Source text
=== Begin Enclosure ===
Yesterday eBay made a series of announcements regarding new APIs and developer tools, calling for the company to rebuild the technical guts of its eBay.com site as a series of modular services, rather than a single, unified application. Today, David Berlind chipped in with an interesting analysis of web based APIs from Google, Amazon, Yahoo, Microsoft, AOL and eBay becoming the new platform providers in the way that in the desktop era it was the operating systems of Windows, Mac and Unix that provided the primary platforms for applications.

In a sense what he is saying is that if we compare the API providers to Windows, or Mac, then the next step in application development is the user interfaces that are being built on top of those APIs. Microsoftware.
=== End Enclosure ===
[Document structure recognition data]
=== Begin Enclosure ===
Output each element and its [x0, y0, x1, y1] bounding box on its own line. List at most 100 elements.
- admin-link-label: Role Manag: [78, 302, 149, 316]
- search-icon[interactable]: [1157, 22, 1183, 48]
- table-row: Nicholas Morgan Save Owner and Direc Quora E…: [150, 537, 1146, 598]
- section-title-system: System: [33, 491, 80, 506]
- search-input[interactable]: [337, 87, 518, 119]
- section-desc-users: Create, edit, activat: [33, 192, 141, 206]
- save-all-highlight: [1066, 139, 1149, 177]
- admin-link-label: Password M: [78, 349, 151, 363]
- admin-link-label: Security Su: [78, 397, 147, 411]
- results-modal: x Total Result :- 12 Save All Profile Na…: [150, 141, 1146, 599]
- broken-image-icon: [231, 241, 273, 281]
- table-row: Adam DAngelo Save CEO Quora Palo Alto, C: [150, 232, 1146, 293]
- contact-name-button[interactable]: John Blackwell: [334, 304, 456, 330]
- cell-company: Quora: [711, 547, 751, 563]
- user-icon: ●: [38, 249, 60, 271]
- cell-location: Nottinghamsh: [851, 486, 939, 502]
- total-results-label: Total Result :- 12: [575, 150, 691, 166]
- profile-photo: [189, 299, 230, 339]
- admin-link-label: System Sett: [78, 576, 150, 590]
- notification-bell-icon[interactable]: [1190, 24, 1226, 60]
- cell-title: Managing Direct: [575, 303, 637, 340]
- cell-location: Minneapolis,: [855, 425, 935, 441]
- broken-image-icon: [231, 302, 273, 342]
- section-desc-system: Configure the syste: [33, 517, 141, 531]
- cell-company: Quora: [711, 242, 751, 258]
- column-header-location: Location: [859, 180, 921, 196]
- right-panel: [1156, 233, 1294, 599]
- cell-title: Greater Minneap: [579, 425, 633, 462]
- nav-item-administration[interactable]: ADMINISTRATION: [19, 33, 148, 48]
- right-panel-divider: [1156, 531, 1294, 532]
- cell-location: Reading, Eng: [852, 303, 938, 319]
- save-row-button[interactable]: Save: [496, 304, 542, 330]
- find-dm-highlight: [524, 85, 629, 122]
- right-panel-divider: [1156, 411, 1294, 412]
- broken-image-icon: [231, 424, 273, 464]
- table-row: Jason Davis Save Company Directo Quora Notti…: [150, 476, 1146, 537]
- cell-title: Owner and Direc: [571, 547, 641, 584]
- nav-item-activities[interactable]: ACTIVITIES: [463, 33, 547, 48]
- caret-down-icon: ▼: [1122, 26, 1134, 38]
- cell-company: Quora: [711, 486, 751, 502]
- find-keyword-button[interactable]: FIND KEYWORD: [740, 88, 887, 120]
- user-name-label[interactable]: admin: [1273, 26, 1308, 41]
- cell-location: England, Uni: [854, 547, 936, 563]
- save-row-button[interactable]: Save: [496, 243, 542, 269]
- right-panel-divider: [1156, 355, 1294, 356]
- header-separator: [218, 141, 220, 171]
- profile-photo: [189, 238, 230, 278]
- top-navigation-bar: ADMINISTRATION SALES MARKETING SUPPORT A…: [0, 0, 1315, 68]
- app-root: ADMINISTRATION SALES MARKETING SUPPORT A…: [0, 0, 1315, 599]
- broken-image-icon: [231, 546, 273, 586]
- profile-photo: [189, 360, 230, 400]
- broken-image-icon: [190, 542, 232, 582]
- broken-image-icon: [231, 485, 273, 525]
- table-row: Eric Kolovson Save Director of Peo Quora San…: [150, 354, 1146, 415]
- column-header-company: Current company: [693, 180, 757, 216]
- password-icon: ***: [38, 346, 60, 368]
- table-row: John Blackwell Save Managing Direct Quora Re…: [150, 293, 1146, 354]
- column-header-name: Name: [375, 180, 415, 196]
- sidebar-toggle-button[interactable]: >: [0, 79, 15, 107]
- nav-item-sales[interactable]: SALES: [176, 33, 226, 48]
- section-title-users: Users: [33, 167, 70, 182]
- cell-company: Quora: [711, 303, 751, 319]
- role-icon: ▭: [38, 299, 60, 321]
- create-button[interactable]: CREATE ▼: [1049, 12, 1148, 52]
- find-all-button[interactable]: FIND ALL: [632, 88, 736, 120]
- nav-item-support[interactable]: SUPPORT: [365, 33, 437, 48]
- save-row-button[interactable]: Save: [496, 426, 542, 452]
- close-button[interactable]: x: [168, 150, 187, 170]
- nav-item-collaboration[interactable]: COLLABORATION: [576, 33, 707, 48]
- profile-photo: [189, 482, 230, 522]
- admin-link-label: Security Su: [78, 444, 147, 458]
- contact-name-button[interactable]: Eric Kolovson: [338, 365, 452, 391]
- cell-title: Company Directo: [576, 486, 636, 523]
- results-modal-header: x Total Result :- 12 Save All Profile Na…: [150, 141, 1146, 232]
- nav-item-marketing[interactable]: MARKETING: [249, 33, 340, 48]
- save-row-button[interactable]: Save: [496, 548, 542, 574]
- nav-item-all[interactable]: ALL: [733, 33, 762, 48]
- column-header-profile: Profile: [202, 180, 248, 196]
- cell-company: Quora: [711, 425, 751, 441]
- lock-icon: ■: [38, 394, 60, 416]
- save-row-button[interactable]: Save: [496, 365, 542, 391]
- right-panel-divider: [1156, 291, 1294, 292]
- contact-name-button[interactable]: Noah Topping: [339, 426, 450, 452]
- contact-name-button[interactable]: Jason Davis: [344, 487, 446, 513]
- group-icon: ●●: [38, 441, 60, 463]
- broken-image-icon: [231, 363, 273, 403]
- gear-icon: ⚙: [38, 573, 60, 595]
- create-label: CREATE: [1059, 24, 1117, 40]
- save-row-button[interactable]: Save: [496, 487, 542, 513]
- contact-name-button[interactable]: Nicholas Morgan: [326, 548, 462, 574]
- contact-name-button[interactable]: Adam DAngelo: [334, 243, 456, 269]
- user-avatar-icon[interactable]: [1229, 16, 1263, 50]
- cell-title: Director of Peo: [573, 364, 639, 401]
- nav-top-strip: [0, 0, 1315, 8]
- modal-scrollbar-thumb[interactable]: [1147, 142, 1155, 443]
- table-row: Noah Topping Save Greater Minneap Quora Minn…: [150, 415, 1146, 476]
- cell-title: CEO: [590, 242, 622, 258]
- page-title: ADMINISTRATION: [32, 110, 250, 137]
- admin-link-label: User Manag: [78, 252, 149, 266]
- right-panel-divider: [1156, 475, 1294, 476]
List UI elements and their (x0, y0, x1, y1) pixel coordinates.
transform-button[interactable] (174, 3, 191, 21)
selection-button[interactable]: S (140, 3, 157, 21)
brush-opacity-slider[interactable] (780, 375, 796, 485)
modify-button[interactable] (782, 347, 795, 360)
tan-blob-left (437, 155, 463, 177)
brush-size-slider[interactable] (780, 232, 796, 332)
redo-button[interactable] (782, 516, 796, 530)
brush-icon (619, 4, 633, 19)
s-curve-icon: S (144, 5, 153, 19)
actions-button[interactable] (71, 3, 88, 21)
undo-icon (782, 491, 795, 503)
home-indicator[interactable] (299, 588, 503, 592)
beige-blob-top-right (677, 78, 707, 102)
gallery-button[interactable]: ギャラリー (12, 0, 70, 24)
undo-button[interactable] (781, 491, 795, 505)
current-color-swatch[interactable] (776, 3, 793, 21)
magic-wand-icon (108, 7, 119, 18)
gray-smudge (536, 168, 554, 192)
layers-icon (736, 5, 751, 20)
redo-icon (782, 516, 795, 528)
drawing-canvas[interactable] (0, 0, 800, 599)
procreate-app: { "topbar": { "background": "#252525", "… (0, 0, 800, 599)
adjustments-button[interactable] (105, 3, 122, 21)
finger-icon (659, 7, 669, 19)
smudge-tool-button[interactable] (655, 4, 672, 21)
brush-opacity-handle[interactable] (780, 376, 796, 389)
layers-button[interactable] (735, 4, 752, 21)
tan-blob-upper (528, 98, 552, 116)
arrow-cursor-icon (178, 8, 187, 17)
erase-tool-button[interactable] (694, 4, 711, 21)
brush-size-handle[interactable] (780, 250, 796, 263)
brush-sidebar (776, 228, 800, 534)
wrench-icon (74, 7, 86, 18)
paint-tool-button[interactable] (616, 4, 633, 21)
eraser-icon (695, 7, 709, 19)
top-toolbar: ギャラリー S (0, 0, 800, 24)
=== End Enclosure ===
Assignment 1
According to the text on web-based APIs, how does eBay plan to rebuild the technical guts of its eBay.com site?
Assignment 2
List every company whose web-based APIs the text on web-based APIs names as the new platform providers.
Assignment 3
Write out the stretch of the text on web-based APIs from "In a sense what" through "those APIs. Microsoftware.", swapping "user interfaces" for "front ends".

Solution 1
As a series of modular services, rather than a single, unified application.

Solution 2
Google, Amazon, Yahoo, Microsoft, AOL, eBay

Solution 3
In a sense what he is saying is that if we compare the API providers to Windows, or Mac, then the next step in application development is the front ends that are being built on top of those APIs. Microsoftware.